_Written task:_ Write out the whole of the material exactly.

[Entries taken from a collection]
• • • • •

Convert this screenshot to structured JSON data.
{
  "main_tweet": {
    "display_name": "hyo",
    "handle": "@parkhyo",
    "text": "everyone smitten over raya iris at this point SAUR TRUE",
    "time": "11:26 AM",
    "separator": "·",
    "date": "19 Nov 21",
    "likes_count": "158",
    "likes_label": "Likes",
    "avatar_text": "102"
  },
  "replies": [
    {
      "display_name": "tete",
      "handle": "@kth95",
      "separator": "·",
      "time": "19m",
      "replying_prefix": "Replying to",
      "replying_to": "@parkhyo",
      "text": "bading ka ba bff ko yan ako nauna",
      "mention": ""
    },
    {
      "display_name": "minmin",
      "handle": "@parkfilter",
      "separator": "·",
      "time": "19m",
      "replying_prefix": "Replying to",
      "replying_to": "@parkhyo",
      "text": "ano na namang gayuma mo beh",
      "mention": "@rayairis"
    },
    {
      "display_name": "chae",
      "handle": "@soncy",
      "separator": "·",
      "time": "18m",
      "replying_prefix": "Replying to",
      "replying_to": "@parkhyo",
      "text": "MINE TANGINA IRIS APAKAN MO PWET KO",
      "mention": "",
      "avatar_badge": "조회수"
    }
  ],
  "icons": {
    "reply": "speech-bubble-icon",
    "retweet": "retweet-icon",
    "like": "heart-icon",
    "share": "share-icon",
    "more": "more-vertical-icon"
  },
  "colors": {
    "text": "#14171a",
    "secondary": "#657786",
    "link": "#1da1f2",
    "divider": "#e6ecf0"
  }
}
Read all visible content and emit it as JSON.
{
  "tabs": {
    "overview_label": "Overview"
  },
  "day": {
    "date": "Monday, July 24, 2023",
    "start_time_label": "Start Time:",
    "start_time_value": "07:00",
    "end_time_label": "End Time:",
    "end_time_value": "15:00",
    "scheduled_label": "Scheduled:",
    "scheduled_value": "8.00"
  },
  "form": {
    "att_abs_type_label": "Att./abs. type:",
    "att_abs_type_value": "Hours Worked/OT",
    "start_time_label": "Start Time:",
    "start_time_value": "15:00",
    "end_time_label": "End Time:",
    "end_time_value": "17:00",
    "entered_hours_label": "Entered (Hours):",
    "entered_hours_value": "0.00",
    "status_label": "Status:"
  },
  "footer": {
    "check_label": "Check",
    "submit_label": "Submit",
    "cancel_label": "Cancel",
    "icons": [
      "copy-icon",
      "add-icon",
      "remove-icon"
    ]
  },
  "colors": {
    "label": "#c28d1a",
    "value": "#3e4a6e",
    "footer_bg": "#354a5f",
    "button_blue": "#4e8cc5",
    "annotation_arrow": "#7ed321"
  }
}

• • • • •

_Response to this task:_
Convert this screenshot to structured JSON data.
{
  "main_tweet": {
    "display_name": "hyo",
    "handle": "@parkhyo",
    "text": "everyone smitten over raya iris at this point SAUR TRUE",
    "time": "11:26 AM",
    "separator": "·",
    "date": "19 Nov 21",
    "likes_count": "158",
    "likes_label": "Likes",
    "avatar_text": "102"
  },
  "replies": [
    {
      "display_name": "tete",
      "handle": "@kth95",
      "separator": "·",
      "time": "19m",
      "replying_prefix": "Replying to",
      "replying_to": "@parkhyo",
      "text": "bading ka ba bff ko yan ako nauna",
      "mention": ""
    },
    {
      "display_name": "minmin",
      "handle": "@parkfilter",
      "separator": "·",
      "time": "19m",
      "replying_prefix": "Replying to",
      "replying_to": "@parkhyo",
      "text": "ano na namang gayuma mo beh",
      "mention": "@rayairis"
    },
    {
      "display_name": "chae",
      "handle": "@soncy",
      "separator": "·",
      "time": "18m",
      "replying_prefix": "Replying to",
      "replying_to": "@parkhyo",
      "text": "MINE TANGINA IRIS APAKAN MO PWET KO",
      "mention": "",
      "avatar_badge": "조회수"
    }
  ],
  "icons": {
    "reply": "speech-bubble-icon",
    "retweet": "retweet-icon",
    "like": "heart-icon",
    "share": "share-icon",
    "more": "more-vertical-icon"
  },
  "colors": {
    "text": "#14171a",
    "secondary": "#657786",
    "link": "#1da1f2",
    "divider": "#e6ecf0"
  }
}
Read all visible content and emit it as JSON.
{
  "tabs": {
    "overview_label": "Overview"
  },
  "day": {
    "date": "Monday, July 24, 2023",
    "start_time_label": "Start Time:",
    "start_time_value": "07:00",
    "end_time_label": "End Time:",
    "end_time_value": "15:00",
    "scheduled_label": "Scheduled:",
    "scheduled_value": "8.00"
  },
  "form": {
    "att_abs_type_label": "Att./abs. type:",
    "att_abs_type_value": "Hours Worked/OT",
    "start_time_label": "Start Time:",
    "start_time_value": "15:00",
    "end_time_label": "End Time:",
    "end_time_value": "17:00",
    "entered_hours_label": "Entered (Hours):",
    "entered_hours_value": "0.00",
    "status_label": "Status:"
  },
  "footer": {
    "check_label": "Check",
    "submit_label": "Submit",
    "cancel_label": "Cancel",
    "icons": [
      "copy-icon",
      "add-icon",
      "remove-icon"
    ]
  },
  "colors": {
    "label": "#c28d1a",
    "value": "#3e4a6e",
    "footer_bg": "#354a5f",
    "button_blue": "#4e8cc5",
    "annotation_arrow": "#7ed321"
  }
}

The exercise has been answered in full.